**PROVIDED INFORMATION**
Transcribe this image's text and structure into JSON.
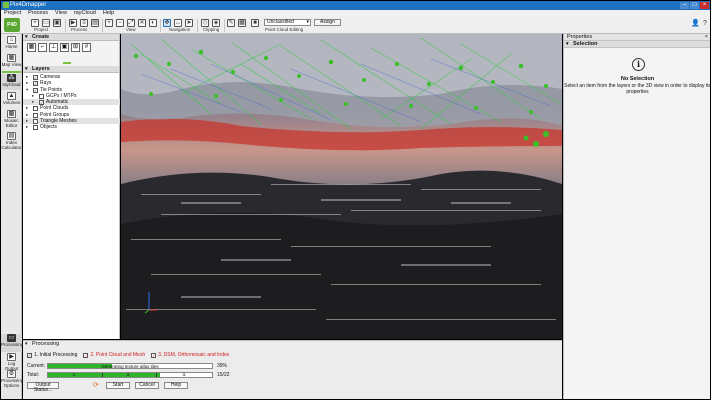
{
  "window": {
    "title": "Pix4Dmapper"
  },
  "menu": [
    "Project",
    "Process",
    "View",
    "rayCloud",
    "Help"
  ],
  "toolbar": {
    "groups": [
      "Project",
      "Process",
      "View",
      "Navigation",
      "Clipping",
      "Point Cloud Editing"
    ],
    "class_select": "Unclassified",
    "assign_label": "Assign"
  },
  "nav": [
    {
      "label": "Home"
    },
    {
      "label": "Map View"
    },
    {
      "label": "rayCloud"
    },
    {
      "label": "Volumes"
    },
    {
      "label": "Mosaic Editor"
    },
    {
      "label": "Index Calculator"
    },
    {
      "label": "Processing"
    },
    {
      "label": "Log Output"
    },
    {
      "label": "Processing Options"
    }
  ],
  "create": {
    "title": "Create"
  },
  "layers": {
    "title": "Layers",
    "items": [
      {
        "label": "Cameras",
        "checked": true
      },
      {
        "label": "Rays",
        "checked": true
      },
      {
        "label": "Tie Points",
        "checked": true
      },
      {
        "label": "GCPs / MTPs",
        "checked": false
      },
      {
        "label": "Automatic",
        "checked": true
      },
      {
        "label": "Point Clouds",
        "checked": false
      },
      {
        "label": "Point Groups",
        "checked": false
      },
      {
        "label": "Triangle Meshes",
        "checked": false
      },
      {
        "label": "Objects",
        "checked": false
      }
    ]
  },
  "properties": {
    "title": "Properties",
    "section": "Selection",
    "no_selection": "No Selection",
    "description": "Select an item from the layers or the 3D view in order to display its properties"
  },
  "processing": {
    "title": "Processing",
    "steps": [
      {
        "label": "1. Initial Processing",
        "checked": true
      },
      {
        "label": "2. Point Cloud and Mesh",
        "checked": true
      },
      {
        "label": "3. DSM, Orthomosaic and Index",
        "checked": true
      }
    ],
    "current_label": "Current:",
    "current_text": "Generating texture atlas tiles",
    "current_value": "39%",
    "current_fraction": 0.39,
    "total_label": "Total:",
    "total_value": "15/22",
    "total_fraction": 0.68,
    "stage_markers": [
      "1.",
      "2.",
      "3."
    ],
    "buttons": {
      "output_status": "Output Status...",
      "start": "Start",
      "cancel": "Cancel",
      "help": "Help"
    }
  },
  "colors": {
    "title_bar": "#1d6fbf",
    "brand_green": "#7cc242",
    "progress_green": "#2fb52a",
    "step_red": "#d02020"
  }
}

**EXERCISE AIM**
Drop the images and quote the entries word for word.

**ANSWER IN FULL**
Transcribe this image's text and structure into JSON.
{
  "window": {
    "title": "Pix4Dmapper"
  },
  "menu": [
    "Project",
    "Process",
    "View",
    "rayCloud",
    "Help"
  ],
  "toolbar": {
    "groups": [
      "Project",
      "Process",
      "View",
      "Navigation",
      "Clipping",
      "Point Cloud Editing"
    ],
    "class_select": "Unclassified",
    "assign_label": "Assign"
  },
  "nav": [
    {
      "label": "Home"
    },
    {
      "label": "Map View"
    },
    {
      "label": "rayCloud"
    },
    {
      "label": "Volumes"
    },
    {
      "label": "Mosaic Editor"
    },
    {
      "label": "Index Calculator"
    },
    {
      "label": "Processing"
    },
    {
      "label": "Log Output"
    },
    {
      "label": "Processing Options"
    }
  ],
  "create": {
    "title": "Create"
  },
  "layers": {
    "title": "Layers",
    "items": [
      {
        "label": "Cameras",
        "checked": true
      },
      {
        "label": "Rays",
        "checked": true
      },
      {
        "label": "Tie Points",
        "checked": true
      },
      {
        "label": "GCPs / MTPs",
        "checked": false
      },
      {
        "label": "Automatic",
        "checked": true
      },
      {
        "label": "Point Clouds",
        "checked": false
      },
      {
        "label": "Point Groups",
        "checked": false
      },
      {
        "label": "Triangle Meshes",
        "checked": false
      },
      {
        "label": "Objects",
        "checked": false
      }
    ]
  },
  "properties": {
    "title": "Properties",
    "section": "Selection",
    "no_selection": "No Selection",
    "description": "Select an item from the layers or the 3D view in order to display its properties"
  },
  "processing": {
    "title": "Processing",
    "steps": [
      {
        "label": "1. Initial Processing",
        "checked": true
      },
      {
        "label": "2. Point Cloud and Mesh",
        "checked": true
      },
      {
        "label": "3. DSM, Orthomosaic and Index",
        "checked": true
      }
    ],
    "current_label": "Current:",
    "current_text": "Generating texture atlas tiles",
    "current_value": "39%",
    "current_fraction": 0.39,
    "total_label": "Total:",
    "total_value": "15/22",
    "total_fraction": 0.68,
    "stage_markers": [
      "1.",
      "2.",
      "3."
    ],
    "buttons": {
      "output_status": "Output Status...",
      "start": "Start",
      "cancel": "Cancel",
      "help": "Help"
    }
  },
  "colors": {
    "title_bar": "#1d6fbf",
    "brand_green": "#7cc242",
    "progress_green": "#2fb52a",
    "step_red": "#d02020"
  }
}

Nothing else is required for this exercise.